> _PASSAGE_
┄┄┄┄┄┄┄┄┄┄┄┄┄┄┄┄┄┄┄┄

The high energy physics team at California Institute of Technology (Caltech) are part of a vast global network of researchers who are performing experiments with the Large Hadron Collider (LHC) at CERN in Switzerland and France – the world’s biggest machine – to make new discoveries about how our universe evolves, and they’re using Linux and open source software. This includes a search for the Higgs Boson, extra dimensions, supersymmetry, and particles that could make up dark matter.
LHC experiments output an enormous amount of data – over 200 petabytes – that is then shared with the global research community to review and analyze. That data is dispersed throughout a network consisting of 13 Tier 1 sites,160 Tier 2 sites and 300+ Tier 3 sites and crosses a range of service provider and geographic boundaries with different bandwidths and capabilities.

┄┄┄┄┄┄┄┄┄┄┄┄┄┄┄┄┄┄┄┄

> _Document layout analysis records_
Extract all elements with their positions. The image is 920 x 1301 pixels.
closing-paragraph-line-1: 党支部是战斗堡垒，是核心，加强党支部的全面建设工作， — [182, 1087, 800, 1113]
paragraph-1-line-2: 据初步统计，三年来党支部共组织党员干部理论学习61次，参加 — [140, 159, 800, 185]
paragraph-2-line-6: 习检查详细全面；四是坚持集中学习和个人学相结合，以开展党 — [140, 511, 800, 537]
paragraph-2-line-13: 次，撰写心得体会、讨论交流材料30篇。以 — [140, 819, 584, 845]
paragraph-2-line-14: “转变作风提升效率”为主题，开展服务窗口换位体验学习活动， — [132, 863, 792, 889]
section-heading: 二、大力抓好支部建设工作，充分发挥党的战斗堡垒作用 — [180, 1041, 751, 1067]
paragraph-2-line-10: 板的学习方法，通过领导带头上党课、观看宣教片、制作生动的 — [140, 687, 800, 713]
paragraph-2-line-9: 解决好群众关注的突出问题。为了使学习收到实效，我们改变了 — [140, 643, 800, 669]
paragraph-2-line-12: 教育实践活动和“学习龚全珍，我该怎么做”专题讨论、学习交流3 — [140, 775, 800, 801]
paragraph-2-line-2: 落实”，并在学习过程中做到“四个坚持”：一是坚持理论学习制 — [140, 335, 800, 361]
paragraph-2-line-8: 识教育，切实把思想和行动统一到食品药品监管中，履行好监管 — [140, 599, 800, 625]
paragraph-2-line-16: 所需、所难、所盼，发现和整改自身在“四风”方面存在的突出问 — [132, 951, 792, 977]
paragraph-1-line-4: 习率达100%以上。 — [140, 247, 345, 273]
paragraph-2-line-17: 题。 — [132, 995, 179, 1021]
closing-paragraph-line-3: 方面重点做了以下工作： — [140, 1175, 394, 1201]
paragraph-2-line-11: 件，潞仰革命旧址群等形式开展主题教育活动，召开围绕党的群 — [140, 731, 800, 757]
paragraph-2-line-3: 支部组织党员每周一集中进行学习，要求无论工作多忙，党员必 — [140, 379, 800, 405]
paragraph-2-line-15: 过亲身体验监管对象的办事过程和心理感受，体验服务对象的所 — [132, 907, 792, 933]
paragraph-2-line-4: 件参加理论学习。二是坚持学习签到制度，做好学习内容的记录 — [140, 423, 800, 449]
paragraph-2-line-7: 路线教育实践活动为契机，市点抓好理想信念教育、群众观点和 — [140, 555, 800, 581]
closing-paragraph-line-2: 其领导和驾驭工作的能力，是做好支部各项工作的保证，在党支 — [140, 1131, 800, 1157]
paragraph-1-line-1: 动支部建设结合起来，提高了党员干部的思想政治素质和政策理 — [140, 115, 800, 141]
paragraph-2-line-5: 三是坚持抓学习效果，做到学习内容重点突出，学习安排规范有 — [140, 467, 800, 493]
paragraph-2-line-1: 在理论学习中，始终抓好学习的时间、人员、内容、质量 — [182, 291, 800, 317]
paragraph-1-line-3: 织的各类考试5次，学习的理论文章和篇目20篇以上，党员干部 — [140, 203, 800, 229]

┄┄┄┄┄┄┄┄┄┄┄┄┄┄┄┄┄┄┄┄

> _TASKS AND EXERCISES_
1. In the passage on Caltech's Large Hadron Collider research, how many Tier 2 sites make up the data network?
2. According to the passage on Caltech's Large Hadron Collider research, why is the data from the experiments shared with the global research community?
3. Extend the passage on Caltech's Large Hadron Collider research from where it stops.
These records have no connection to the text about Caltech's work with the Large Hadron Collider.

> _ANSWERS BY ITEM NUMBER_
1. 160 Tier 2 sites.

2. It is shared so that the global research community can review and analyze it.

3.
An international team of high energy physicists, computer scientists, and network engineers have been exploring Software-Defined Networking (SDN) as a means of sharing the LHC’s data output quickly and efficiently with the global research community. The project is led by Caltech, SPRACE Sao Paulo, and University of Michigan, with teams from FIU and Vanderbilt.
We met with the Caltech team to understand how they’re using the OpenDaylight open source SDN platform and the OpenFlow protocol to create a highly intelligent software-defined network. Not only will their work have implications for the LHC, but also for any enterprise, telecommunications provider or service provider being faced with ever-increasing data volumes.